Record set:
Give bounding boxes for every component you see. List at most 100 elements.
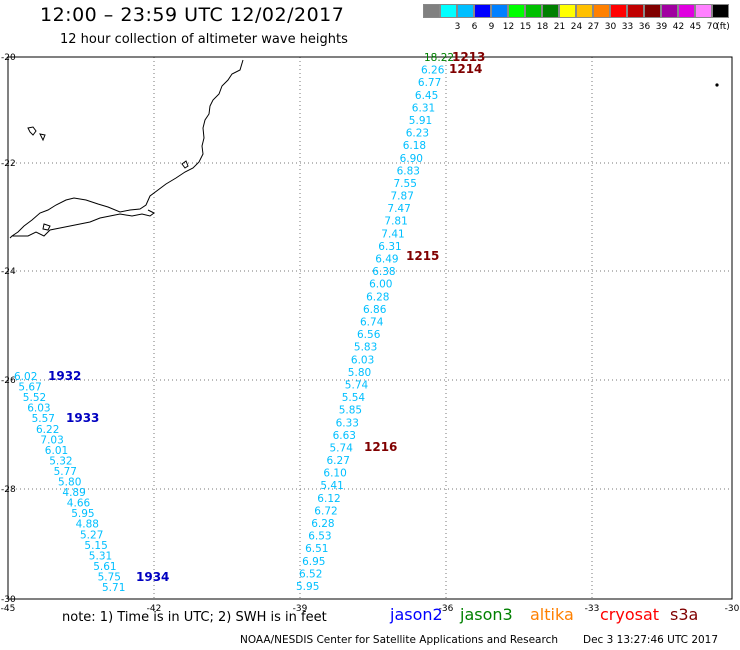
wave-height-value: 6.26 [421, 65, 445, 77]
wave-height-value: 7.41 [381, 228, 404, 240]
wave-height-value: 5.75 [98, 572, 121, 584]
wave-height-value: 6.27 [327, 455, 350, 467]
credit-line: NOAA/NESDIS Center for Satellite Applica… [240, 634, 558, 646]
legend-tick-label: 33 [621, 22, 634, 32]
wave-height-value: 5.15 [84, 540, 107, 552]
legend-tick-label: 30 [604, 22, 617, 32]
longitude-label: -36 [439, 604, 454, 614]
wave-height-value: 6.63 [333, 430, 356, 442]
legend-tick-label: 12 [502, 22, 515, 32]
wave-height-value: 5.54 [342, 392, 366, 404]
wave-height-value: 6.31 [412, 102, 435, 114]
wave-height-value: 6.53 [308, 531, 331, 543]
legend-tick-label: 24 [570, 22, 583, 32]
legend-tick-label: 39 [655, 22, 668, 32]
wave-height-value: 6.90 [400, 153, 423, 165]
wave-height-value: 5.27 [80, 529, 103, 541]
satellite-name: cryosat [600, 605, 660, 624]
wave-height-value: 5.71 [102, 582, 125, 594]
wave-height-value: 6.22 [36, 424, 59, 436]
legend-swatch [627, 4, 644, 18]
island-3 [42, 223, 51, 231]
wave-height-value: 5.61 [93, 561, 116, 573]
brazil-coastline [9, 59, 244, 239]
legend-tick-label: 6 [471, 22, 478, 32]
wave-height-value: 7.03 [40, 434, 63, 446]
wave-height-value: 5.91 [409, 115, 432, 127]
longitude-label: -42 [147, 604, 162, 614]
wave-height-value: 6.52 [299, 568, 322, 580]
wave-height-value: 5.95 [296, 581, 319, 593]
satellite-name: s3a [670, 605, 699, 624]
wave-height-value: 4.88 [76, 519, 99, 531]
wave-height-value: 5.31 [89, 550, 112, 562]
satellite-name: jason2 [390, 605, 443, 624]
legend-tick-label: 45 [689, 22, 702, 32]
generated-timestamp: Dec 3 13:27:46 UTC 2017 [583, 634, 719, 646]
satellite-name: altika [530, 605, 574, 624]
legend-swatch [661, 4, 678, 18]
wave-height-value: 6.86 [363, 304, 387, 316]
wave-height-value: 6.01 [45, 445, 68, 457]
wave-height-value: 5.85 [339, 405, 362, 417]
satellite-name: jason3 [460, 605, 513, 624]
map-subtitle: 12 hour collection of altimeter wave hei… [60, 32, 348, 47]
legend-swatch [576, 4, 593, 18]
legend-swatch [593, 4, 610, 18]
map-note: note: 1) Time is in UTC; 2) SWH is in fe… [62, 610, 327, 625]
latitude-label: -30 [1, 595, 16, 605]
island-2 [39, 133, 46, 142]
legend-tick-label: 42 [672, 22, 685, 32]
legend-swatch [678, 4, 695, 18]
pass-number-label: 1932 [48, 369, 81, 383]
longitude-label: -33 [585, 604, 600, 614]
wave-height-value: 5.80 [58, 477, 81, 489]
legend-swatch [610, 4, 627, 18]
wave-height-value: 4.89 [62, 487, 85, 499]
wave-height-value: 5.74 [330, 443, 354, 455]
legend-swatch [559, 4, 576, 18]
wave-height-value: 5.67 [18, 382, 41, 394]
coastline-bay [12, 209, 155, 237]
wave-height-value: 7.81 [384, 216, 407, 228]
wave-height-value: 6.28 [311, 518, 334, 530]
legend-tick-label: 21 [553, 22, 566, 32]
wave-height-value: 5.80 [348, 367, 371, 379]
wave-height-value: 6.56 [357, 329, 381, 341]
coastline-inlet [181, 160, 189, 169]
map-frame [7, 56, 733, 600]
wave-height-value: 6.38 [372, 266, 395, 278]
legend-swatch [457, 4, 474, 18]
remote-island [715, 83, 719, 87]
wave-height-value: 6.28 [366, 291, 389, 303]
legend-tick-label: 36 [638, 22, 651, 32]
wave-height-value: 6.49 [375, 254, 398, 266]
wave-height-value: 6.23 [406, 128, 429, 140]
wave-height-value: 6.77 [418, 77, 441, 89]
pass-number-label: 1933 [66, 411, 99, 425]
wave-height-value: 6.12 [317, 493, 340, 505]
wave-height-value: 5.83 [354, 342, 377, 354]
wave-height-value: 6.03 [351, 354, 374, 366]
legend-swatch [525, 4, 542, 18]
wave-height-value: 5.74 [345, 380, 369, 392]
wave-height-value: 5.57 [32, 413, 55, 425]
legend-swatch [491, 4, 508, 18]
pass-number-label: 1215 [406, 249, 439, 263]
pass-number-label: 1934 [136, 570, 169, 584]
wave-height-value: 6.72 [314, 505, 337, 517]
wave-height-value: 6.95 [302, 556, 325, 568]
wave-height-value: 5.52 [23, 392, 46, 404]
wave-height-value: 7.87 [391, 191, 414, 203]
wave-height-value: 5.95 [71, 508, 94, 520]
legend-tick-label: 18 [536, 22, 549, 32]
wave-height-value: 6.10 [323, 468, 346, 480]
wave-height-labels: 18.226.266.776.456.315.916.236.186.906.8… [14, 50, 485, 594]
map-title: 12:00 – 23:59 UTC 12/02/2017 [40, 4, 345, 26]
wave-height-value: 6.51 [305, 543, 328, 555]
island-1 [27, 126, 37, 136]
legend-swatch [423, 4, 440, 18]
longitude-label: -45 [1, 604, 16, 614]
legend-unit: (ft) [716, 22, 730, 32]
legend-tick-label: 15 [519, 22, 532, 32]
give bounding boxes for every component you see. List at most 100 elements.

What the task asks:
Arrange every line from the records above as a numbered list, skipping any blank lines. Leave the pictures out of your answer.

Answer in full:
1. Give bounding boxes for every component you see. List at most 100 elements.
2. wave-height-value: 6.26 [421, 65, 445, 77]
3. wave-height-value: 7.41 [381, 228, 404, 240]
4. wave-height-value: 5.75 [98, 572, 121, 584]
5. wave-height-value: 6.27 [327, 455, 350, 467]
6. credit-line: NOAA/NESDIS Center for Satellite Applica… [240, 634, 558, 646]
7. legend-tick-label: 33 [621, 22, 634, 32]
8. wave-height-value: 5.15 [84, 540, 107, 552]
9. legend-tick-label: 30 [604, 22, 617, 32]
10. longitude-label: -36 [439, 604, 454, 614]
11. wave-height-value: 6.63 [333, 430, 356, 442]
12. legend-tick-label: 12 [502, 22, 515, 32]
13. wave-height-value: 5.54 [342, 392, 366, 404]
14. wave-height-value: 6.31 [412, 102, 435, 114]
15. wave-height-value: 6.53 [308, 531, 331, 543]
16. legend-tick-label: 24 [570, 22, 583, 32]
17. legend-tick-label: 39 [655, 22, 668, 32]
18. wave-height-value: 6.90 [400, 153, 423, 165]
19. wave-height-value: 5.27 [80, 529, 103, 541]
20. satellite-name: cryosat [600, 605, 660, 624]
21. wave-height-value: 5.71 [102, 582, 125, 594]
22. wave-height-value: 6.22 [36, 424, 59, 436]
23. legend-swatch [627, 4, 644, 18]
24. island-3 [42, 223, 51, 231]
25. wave-height-value: 5.61 [93, 561, 116, 573]
26. brazil-coastline [9, 59, 244, 239]
27. legend-tick-label: 6 [471, 22, 478, 32]
28. wave-height-value: 7.03 [40, 434, 63, 446]
29. wave-height-value: 5.91 [409, 115, 432, 127]
30. longitude-label: -42 [147, 604, 162, 614]
31. wave-height-value: 6.52 [299, 568, 322, 580]
32. wave-height-value: 5.95 [296, 581, 319, 593]
33. satellite-name: s3a [670, 605, 699, 624]
34. wave-height-value: 4.88 [76, 519, 99, 531]
35. wave-height-value: 5.31 [89, 550, 112, 562]
36. satellite-name: jason2 [390, 605, 443, 624]
37. legend-tick-label: 45 [689, 22, 702, 32]
38. generated-timestamp: Dec 3 13:27:46 UTC 2017 [583, 634, 719, 646]
39. satellite-name: altika [530, 605, 574, 624]
40. legend-swatch [661, 4, 678, 18]
41. wave-height-value: 6.86 [363, 304, 387, 316]
42. wave-height-value: 6.01 [45, 445, 68, 457]
43. wave-height-value: 5.85 [339, 405, 362, 417]
44. satellite-name: jason3 [460, 605, 513, 624]
45. map-subtitle: 12 hour collection of altimeter wave hei… [60, 32, 348, 47]
46. legend-swatch [576, 4, 593, 18]
47. legend-swatch [593, 4, 610, 18]
48. map-note: note: 1) Time is in UTC; 2) SWH is in fe… [62, 610, 327, 625]
49. latitude-label: -30 [1, 595, 16, 605]
50. island-2 [39, 133, 46, 142]
51. legend-tick-label: 42 [672, 22, 685, 32]
52. legend-swatch [678, 4, 695, 18]
53. pass-number-label: 1932 [48, 369, 81, 383]
54. longitude-label: -33 [585, 604, 600, 614]
55. wave-height-value: 5.80 [58, 477, 81, 489]
56. legend-swatch [610, 4, 627, 18]
57. wave-height-value: 4.89 [62, 487, 85, 499]
58. wave-height-value: 5.74 [330, 443, 354, 455]
59. legend-swatch [559, 4, 576, 18]
60. wave-height-value: 5.67 [18, 382, 41, 394]
61. coastline-bay [12, 209, 155, 237]
62. wave-height-value: 7.81 [384, 216, 407, 228]
63. wave-height-value: 6.28 [311, 518, 334, 530]
64. legend-tick-label: 21 [553, 22, 566, 32]
65. wave-height-value: 5.80 [348, 367, 371, 379]
66. wave-height-value: 6.56 [357, 329, 381, 341]
67. coastline-inlet [181, 160, 189, 169]
68. map-frame [7, 56, 733, 600]
69. wave-height-value: 6.38 [372, 266, 395, 278]
70. legend-swatch [457, 4, 474, 18]
71. remote-island [715, 83, 719, 87]
72. wave-height-value: 6.28 [366, 291, 389, 303]
73. legend-tick-label: 36 [638, 22, 651, 32]
74. wave-height-value: 6.49 [375, 254, 398, 266]
75. wave-height-value: 6.23 [406, 128, 429, 140]
76. wave-height-value: 6.77 [418, 77, 441, 89]
77. pass-number-label: 1933 [66, 411, 99, 425]
78. wave-height-value: 6.12 [317, 493, 340, 505]
79. wave-height-value: 5.83 [354, 342, 377, 354]
80. wave-height-value: 6.03 [351, 354, 374, 366]
81. legend-swatch [525, 4, 542, 18]
82. wave-height-value: 5.74 [345, 380, 369, 392]
83. wave-height-value: 5.57 [32, 413, 55, 425]
84. legend-swatch [491, 4, 508, 18]
85. pass-number-label: 1215 [406, 249, 439, 263]
86. pass-number-label: 1934 [136, 570, 169, 584]
87. wave-height-value: 6.72 [314, 505, 337, 517]
88. wave-height-value: 6.95 [302, 556, 325, 568]
89. wave-height-value: 5.52 [23, 392, 46, 404]
90. wave-height-value: 7.87 [391, 191, 414, 203]
91. wave-height-value: 5.95 [71, 508, 94, 520]
92. legend-tick-label: 18 [536, 22, 549, 32]
93. wave-height-value: 6.10 [323, 468, 346, 480]
94. wave-height-labels: 18.226.266.776.456.315.916.236.186.906.8… [14, 50, 485, 594]
95. map-title: 12:00 – 23:59 UTC 12/02/2017 [40, 4, 345, 26]
96. wave-height-value: 6.51 [305, 543, 328, 555]
97. island-1 [27, 126, 37, 136]
98. legend-swatch [423, 4, 440, 18]
99. longitude-label: -45 [1, 604, 16, 614]
100. legend-unit: (ft) [716, 22, 730, 32]
101. legend-tick-label: 15 [519, 22, 532, 32]
102. give bounding boxes for every component you see. List at most 100 elements.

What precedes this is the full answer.